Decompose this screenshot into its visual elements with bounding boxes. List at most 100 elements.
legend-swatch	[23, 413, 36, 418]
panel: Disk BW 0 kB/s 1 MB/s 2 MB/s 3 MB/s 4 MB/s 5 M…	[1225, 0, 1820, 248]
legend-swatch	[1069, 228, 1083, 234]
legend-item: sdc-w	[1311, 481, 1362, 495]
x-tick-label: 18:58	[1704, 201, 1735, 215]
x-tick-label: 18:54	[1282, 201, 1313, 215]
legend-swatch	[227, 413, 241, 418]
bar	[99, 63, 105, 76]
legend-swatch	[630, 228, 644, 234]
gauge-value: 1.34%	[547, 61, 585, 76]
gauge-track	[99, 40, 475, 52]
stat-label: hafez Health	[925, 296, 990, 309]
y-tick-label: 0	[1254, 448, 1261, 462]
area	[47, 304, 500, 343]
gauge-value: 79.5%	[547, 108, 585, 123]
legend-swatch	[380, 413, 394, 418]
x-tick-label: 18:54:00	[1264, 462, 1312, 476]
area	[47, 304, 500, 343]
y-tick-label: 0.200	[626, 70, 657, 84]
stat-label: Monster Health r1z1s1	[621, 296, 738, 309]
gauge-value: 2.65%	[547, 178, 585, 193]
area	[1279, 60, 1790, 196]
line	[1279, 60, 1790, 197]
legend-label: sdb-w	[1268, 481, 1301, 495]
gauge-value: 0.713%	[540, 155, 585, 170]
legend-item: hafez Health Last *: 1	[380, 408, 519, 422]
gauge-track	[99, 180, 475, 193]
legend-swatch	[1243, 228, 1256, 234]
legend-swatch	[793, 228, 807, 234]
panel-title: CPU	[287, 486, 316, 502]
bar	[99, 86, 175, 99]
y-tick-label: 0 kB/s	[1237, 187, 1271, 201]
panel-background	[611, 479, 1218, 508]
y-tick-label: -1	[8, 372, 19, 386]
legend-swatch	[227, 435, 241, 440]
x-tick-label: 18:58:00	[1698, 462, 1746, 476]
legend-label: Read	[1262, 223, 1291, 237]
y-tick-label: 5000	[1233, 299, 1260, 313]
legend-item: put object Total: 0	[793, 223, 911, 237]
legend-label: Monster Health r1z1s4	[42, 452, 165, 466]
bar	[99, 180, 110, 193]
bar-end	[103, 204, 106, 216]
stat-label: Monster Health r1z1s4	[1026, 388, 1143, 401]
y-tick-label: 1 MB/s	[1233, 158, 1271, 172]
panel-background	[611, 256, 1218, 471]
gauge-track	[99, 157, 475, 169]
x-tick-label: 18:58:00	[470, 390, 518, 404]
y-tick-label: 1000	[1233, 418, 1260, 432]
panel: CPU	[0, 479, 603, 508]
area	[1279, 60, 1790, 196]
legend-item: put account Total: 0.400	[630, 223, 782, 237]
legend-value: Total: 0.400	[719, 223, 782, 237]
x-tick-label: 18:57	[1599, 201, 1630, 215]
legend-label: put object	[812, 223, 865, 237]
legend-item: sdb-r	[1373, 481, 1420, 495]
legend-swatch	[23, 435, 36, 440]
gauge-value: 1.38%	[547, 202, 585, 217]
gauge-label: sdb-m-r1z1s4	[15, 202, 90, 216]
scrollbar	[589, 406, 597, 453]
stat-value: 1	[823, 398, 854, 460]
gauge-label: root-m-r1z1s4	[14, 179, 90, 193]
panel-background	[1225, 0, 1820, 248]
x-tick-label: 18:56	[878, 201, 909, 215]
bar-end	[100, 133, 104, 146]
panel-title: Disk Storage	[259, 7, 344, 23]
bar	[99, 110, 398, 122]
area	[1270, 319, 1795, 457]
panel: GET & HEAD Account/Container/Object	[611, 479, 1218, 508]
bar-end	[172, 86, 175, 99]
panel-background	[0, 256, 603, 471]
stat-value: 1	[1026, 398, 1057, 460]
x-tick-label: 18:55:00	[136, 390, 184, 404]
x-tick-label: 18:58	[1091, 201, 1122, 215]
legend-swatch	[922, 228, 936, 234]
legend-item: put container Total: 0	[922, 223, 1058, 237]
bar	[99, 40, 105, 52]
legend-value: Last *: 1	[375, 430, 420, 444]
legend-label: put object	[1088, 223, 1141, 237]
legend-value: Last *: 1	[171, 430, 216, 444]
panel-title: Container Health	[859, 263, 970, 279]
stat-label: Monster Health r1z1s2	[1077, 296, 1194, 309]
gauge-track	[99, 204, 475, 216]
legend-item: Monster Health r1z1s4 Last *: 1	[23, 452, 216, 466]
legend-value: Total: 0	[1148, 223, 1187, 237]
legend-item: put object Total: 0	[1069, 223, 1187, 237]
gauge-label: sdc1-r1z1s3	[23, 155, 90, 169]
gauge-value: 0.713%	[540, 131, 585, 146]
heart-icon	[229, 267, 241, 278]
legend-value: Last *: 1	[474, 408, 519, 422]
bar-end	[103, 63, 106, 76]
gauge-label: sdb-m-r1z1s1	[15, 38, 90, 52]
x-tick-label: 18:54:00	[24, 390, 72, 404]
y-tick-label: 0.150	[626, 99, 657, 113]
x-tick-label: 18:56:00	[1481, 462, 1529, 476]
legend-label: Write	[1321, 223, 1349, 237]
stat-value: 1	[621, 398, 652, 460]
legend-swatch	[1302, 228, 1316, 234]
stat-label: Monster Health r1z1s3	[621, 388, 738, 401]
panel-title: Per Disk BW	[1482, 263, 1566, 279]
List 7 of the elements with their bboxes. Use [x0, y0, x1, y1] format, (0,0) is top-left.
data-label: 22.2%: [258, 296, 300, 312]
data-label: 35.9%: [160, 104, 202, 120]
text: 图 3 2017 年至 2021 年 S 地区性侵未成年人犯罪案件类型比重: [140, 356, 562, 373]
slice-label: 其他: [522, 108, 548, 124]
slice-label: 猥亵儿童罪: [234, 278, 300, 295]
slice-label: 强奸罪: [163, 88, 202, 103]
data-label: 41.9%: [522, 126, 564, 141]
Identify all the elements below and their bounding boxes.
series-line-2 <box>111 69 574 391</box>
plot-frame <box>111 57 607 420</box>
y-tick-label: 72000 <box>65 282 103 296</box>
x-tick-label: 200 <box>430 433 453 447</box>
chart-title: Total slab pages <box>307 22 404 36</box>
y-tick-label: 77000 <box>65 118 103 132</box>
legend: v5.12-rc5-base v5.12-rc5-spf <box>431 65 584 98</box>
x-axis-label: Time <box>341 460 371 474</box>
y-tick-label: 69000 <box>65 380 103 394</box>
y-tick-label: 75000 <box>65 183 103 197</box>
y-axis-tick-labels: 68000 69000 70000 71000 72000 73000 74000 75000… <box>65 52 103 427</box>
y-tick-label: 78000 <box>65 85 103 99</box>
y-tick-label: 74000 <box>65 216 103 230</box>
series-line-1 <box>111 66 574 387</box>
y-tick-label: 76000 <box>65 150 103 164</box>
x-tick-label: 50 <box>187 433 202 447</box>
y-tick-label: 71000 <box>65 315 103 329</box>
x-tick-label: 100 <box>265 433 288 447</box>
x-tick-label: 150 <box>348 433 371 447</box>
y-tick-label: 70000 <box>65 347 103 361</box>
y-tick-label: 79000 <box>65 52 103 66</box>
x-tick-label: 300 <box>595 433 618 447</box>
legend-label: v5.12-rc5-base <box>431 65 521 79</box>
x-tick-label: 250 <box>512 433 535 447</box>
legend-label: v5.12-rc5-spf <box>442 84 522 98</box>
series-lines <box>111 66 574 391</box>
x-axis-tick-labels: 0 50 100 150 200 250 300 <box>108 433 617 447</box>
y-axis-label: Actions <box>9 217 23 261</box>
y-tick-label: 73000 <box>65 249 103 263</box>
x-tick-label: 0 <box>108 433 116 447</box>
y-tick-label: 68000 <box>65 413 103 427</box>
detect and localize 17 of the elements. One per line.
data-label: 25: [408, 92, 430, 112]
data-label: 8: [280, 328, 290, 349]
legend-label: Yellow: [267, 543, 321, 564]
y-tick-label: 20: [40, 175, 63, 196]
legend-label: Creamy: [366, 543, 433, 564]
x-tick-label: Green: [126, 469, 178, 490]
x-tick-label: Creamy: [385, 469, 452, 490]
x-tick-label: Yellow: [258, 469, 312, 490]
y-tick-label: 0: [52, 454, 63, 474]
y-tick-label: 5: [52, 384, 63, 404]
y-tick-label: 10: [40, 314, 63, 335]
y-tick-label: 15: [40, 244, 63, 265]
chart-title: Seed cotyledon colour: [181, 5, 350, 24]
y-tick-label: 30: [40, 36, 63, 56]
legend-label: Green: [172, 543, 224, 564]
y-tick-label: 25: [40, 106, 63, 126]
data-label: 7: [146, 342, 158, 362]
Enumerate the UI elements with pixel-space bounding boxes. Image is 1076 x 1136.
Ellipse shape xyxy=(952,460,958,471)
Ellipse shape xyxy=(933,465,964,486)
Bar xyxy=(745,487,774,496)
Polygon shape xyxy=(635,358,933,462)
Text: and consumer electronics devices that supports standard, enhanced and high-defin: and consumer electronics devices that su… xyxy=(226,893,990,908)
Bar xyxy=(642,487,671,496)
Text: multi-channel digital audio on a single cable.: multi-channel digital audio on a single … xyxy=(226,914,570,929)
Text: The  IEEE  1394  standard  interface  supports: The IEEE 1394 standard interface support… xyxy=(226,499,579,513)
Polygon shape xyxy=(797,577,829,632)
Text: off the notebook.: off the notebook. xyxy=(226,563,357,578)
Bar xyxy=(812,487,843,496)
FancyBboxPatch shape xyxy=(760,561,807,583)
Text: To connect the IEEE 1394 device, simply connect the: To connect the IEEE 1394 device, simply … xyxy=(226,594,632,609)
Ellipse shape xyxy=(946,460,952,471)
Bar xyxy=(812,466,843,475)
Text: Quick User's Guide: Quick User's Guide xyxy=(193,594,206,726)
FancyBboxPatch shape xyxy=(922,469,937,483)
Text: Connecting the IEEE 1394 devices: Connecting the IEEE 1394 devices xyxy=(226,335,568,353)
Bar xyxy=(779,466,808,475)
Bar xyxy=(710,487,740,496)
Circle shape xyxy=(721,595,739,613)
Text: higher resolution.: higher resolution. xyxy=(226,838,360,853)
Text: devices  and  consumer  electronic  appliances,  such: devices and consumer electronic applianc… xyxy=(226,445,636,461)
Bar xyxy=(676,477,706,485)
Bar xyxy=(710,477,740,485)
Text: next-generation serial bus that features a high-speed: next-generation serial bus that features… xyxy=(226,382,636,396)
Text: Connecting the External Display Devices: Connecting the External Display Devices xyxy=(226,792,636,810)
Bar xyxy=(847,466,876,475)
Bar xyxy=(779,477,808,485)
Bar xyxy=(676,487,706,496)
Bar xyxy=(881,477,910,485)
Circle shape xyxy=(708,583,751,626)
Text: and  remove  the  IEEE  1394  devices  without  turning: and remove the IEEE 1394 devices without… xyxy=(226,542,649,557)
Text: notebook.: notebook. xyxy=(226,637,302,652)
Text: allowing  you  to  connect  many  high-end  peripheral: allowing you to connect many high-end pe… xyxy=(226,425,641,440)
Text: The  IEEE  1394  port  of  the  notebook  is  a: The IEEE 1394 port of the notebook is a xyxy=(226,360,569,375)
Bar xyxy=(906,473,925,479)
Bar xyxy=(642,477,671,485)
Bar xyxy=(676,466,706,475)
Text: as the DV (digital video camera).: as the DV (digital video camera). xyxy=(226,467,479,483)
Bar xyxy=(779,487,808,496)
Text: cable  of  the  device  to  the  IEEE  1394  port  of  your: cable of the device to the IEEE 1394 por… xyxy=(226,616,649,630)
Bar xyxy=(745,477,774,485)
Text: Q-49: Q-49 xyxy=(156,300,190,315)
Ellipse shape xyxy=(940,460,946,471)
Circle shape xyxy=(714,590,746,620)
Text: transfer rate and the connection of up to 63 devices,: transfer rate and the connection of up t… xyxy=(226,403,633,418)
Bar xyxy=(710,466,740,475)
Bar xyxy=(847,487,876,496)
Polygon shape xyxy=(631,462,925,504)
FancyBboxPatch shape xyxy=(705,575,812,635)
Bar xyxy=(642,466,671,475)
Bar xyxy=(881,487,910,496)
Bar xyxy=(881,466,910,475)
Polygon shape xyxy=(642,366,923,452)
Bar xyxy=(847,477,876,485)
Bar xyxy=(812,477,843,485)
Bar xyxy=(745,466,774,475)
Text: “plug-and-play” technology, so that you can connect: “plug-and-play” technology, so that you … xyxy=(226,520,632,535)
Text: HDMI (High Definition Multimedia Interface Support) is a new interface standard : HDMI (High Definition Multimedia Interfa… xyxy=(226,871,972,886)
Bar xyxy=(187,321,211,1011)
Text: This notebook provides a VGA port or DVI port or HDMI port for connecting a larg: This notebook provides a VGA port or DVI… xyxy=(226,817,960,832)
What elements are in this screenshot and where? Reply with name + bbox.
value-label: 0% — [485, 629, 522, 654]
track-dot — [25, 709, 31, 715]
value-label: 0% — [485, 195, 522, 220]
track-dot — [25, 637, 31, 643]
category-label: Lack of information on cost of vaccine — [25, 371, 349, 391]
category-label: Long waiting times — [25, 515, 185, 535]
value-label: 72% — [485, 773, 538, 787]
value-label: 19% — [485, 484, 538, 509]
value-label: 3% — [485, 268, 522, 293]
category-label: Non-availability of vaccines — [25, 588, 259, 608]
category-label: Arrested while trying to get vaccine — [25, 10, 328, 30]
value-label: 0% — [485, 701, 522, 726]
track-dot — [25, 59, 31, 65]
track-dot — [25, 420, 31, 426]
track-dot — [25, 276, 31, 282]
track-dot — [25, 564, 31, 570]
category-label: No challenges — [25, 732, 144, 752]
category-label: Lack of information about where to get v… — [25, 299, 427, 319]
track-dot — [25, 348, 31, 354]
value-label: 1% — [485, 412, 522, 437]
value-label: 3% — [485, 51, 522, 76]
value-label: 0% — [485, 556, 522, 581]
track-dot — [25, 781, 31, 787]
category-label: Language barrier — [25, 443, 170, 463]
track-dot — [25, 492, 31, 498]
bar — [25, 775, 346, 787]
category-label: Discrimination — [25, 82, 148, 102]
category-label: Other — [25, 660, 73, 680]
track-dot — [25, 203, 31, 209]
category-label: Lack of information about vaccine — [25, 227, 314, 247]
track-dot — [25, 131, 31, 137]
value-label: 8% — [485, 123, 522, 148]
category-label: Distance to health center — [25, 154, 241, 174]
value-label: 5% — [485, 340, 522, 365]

__WRITTEN PROBLEM__: How many of the lines above contain the word "supports"? Case counts. Reply with the number alone.

__EXPECTED OUTPUT__: 2